The request: Copy every line from the data below in which the string "title" can be found.

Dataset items

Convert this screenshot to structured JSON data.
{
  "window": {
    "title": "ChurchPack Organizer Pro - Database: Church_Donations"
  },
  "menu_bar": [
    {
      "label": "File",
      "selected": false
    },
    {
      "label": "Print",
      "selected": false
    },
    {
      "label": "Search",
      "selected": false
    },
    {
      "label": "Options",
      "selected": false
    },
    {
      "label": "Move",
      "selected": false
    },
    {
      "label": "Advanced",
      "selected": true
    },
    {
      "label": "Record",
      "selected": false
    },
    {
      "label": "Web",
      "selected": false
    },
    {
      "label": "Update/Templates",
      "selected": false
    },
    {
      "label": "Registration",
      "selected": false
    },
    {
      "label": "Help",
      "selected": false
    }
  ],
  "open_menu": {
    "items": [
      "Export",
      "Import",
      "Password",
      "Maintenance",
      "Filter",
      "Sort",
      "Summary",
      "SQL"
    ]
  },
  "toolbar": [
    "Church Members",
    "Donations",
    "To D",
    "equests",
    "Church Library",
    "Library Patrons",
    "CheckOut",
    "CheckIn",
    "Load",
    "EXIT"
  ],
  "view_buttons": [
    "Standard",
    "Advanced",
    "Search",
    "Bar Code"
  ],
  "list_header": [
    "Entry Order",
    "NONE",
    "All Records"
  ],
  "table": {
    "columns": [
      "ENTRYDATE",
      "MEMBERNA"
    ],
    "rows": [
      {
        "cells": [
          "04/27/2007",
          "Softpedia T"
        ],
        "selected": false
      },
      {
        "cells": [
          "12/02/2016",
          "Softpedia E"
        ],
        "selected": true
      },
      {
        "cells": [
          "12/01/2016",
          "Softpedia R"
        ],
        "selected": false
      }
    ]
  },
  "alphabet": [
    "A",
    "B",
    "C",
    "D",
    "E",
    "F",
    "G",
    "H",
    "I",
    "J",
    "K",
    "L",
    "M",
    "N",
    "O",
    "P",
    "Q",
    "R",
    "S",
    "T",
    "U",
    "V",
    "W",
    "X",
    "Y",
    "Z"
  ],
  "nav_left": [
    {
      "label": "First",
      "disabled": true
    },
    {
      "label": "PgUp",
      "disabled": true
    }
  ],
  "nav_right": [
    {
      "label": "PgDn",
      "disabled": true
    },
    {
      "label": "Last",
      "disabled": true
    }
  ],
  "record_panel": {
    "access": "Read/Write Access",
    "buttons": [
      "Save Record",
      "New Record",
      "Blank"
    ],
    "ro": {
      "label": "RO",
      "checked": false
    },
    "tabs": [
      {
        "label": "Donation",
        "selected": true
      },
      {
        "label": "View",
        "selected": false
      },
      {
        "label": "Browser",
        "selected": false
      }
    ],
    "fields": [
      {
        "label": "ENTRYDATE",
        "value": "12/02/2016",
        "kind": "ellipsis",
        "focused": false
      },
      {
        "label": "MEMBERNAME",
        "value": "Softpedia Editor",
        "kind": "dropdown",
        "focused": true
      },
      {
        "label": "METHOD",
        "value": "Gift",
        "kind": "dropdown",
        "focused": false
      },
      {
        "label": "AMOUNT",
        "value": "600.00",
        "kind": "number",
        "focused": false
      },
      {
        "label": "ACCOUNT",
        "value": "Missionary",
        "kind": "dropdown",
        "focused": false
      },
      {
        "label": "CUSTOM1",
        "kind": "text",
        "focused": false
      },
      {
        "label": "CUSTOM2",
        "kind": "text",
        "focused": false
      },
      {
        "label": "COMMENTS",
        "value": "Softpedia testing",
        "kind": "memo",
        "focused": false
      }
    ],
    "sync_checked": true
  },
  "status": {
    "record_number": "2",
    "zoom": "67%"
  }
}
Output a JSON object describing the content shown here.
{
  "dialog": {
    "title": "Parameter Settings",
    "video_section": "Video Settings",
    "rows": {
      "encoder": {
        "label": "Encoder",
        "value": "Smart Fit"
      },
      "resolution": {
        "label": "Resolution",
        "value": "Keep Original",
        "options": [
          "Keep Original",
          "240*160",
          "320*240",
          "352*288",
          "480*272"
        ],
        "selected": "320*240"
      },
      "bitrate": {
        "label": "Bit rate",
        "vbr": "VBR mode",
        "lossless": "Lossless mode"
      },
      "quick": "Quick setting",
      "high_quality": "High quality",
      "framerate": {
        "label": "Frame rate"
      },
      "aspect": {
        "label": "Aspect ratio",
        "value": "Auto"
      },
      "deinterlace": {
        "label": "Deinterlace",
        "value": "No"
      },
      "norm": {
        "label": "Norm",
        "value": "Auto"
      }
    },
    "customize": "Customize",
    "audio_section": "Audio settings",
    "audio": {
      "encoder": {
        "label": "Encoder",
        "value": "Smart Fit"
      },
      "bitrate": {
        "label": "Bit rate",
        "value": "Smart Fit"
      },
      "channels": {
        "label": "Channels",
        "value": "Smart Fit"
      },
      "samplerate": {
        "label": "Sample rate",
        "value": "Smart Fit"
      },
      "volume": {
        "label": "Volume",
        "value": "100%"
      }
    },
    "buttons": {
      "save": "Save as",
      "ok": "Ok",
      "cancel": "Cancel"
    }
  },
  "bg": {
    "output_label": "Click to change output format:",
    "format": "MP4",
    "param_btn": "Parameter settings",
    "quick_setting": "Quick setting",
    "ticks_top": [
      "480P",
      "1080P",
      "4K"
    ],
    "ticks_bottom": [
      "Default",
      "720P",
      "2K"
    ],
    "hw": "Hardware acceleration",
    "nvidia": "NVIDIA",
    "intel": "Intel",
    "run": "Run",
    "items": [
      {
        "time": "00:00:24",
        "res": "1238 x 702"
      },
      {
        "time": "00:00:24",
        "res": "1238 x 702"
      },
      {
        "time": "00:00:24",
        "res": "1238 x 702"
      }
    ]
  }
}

Finished answer:
    "title": "ChurchPack Organizer Pro - Database: Church_Donations"
    "title": "Parameter Settings",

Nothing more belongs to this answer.